- **INSTRUCTIONS FOR THE TASK**: Look for "Hranicích" in the listing below. Gather each line that contains it.

- **EXTRACTED MATERIAL**:
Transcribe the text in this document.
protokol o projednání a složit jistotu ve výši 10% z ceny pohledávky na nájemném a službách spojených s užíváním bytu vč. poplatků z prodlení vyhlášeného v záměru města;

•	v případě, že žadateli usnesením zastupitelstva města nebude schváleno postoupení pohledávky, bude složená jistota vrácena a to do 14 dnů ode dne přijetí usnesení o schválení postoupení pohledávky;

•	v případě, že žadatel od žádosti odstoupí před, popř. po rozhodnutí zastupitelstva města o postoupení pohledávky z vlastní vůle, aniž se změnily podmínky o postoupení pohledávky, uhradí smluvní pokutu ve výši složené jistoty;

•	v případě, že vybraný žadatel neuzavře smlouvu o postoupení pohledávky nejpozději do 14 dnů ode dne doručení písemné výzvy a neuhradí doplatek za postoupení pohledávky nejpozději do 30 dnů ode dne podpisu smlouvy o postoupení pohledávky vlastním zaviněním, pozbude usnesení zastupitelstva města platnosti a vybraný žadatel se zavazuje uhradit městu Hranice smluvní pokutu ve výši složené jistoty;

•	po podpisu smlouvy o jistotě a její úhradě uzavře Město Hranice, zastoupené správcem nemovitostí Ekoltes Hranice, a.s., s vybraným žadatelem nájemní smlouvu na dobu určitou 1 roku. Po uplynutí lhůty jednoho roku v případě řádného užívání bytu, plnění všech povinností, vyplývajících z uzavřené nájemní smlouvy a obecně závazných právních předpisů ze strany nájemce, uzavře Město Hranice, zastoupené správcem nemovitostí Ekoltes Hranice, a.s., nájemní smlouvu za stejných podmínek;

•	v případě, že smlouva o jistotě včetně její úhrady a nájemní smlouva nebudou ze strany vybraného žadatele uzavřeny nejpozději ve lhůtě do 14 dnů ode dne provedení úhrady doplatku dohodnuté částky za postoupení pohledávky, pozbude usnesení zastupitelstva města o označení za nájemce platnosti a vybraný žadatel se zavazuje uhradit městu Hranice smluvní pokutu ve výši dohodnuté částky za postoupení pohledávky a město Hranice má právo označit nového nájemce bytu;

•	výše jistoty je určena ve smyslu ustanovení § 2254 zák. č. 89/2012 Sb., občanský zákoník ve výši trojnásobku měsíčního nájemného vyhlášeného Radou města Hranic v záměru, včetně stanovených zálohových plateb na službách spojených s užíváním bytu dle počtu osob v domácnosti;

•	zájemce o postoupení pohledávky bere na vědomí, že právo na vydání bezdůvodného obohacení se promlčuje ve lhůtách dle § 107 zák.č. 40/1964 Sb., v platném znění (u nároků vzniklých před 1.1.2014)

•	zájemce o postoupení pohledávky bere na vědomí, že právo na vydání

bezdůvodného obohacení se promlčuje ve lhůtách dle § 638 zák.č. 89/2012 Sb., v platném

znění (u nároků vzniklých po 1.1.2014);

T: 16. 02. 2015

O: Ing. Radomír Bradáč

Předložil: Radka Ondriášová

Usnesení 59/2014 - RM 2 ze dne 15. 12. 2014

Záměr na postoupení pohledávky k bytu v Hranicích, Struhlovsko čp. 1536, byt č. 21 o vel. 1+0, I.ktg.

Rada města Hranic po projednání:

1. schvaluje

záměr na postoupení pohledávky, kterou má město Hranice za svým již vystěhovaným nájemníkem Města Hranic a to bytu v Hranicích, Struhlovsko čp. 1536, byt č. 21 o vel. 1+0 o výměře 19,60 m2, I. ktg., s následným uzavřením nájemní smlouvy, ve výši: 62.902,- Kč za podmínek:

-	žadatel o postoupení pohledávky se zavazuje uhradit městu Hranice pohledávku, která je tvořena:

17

- **TASK OUTPUT**:
Záměr na postoupení pohledávky k bytu v Hranicích, Struhlovsko čp. 1536, byt č. 21 o vel. 1+0, I.ktg.
záměr na postoupení pohledávky, kterou má město Hranice za svým již vystěhovaným nájemníkem Města Hranic a to bytu v Hranicích, Struhlovsko čp. 1536, byt č. 21 o vel. 1+0 o výměře 19,60 m2, I. ktg., s následným uzavřením nájemní smlouvy, ve výši: 62.902,- Kč za podmínek:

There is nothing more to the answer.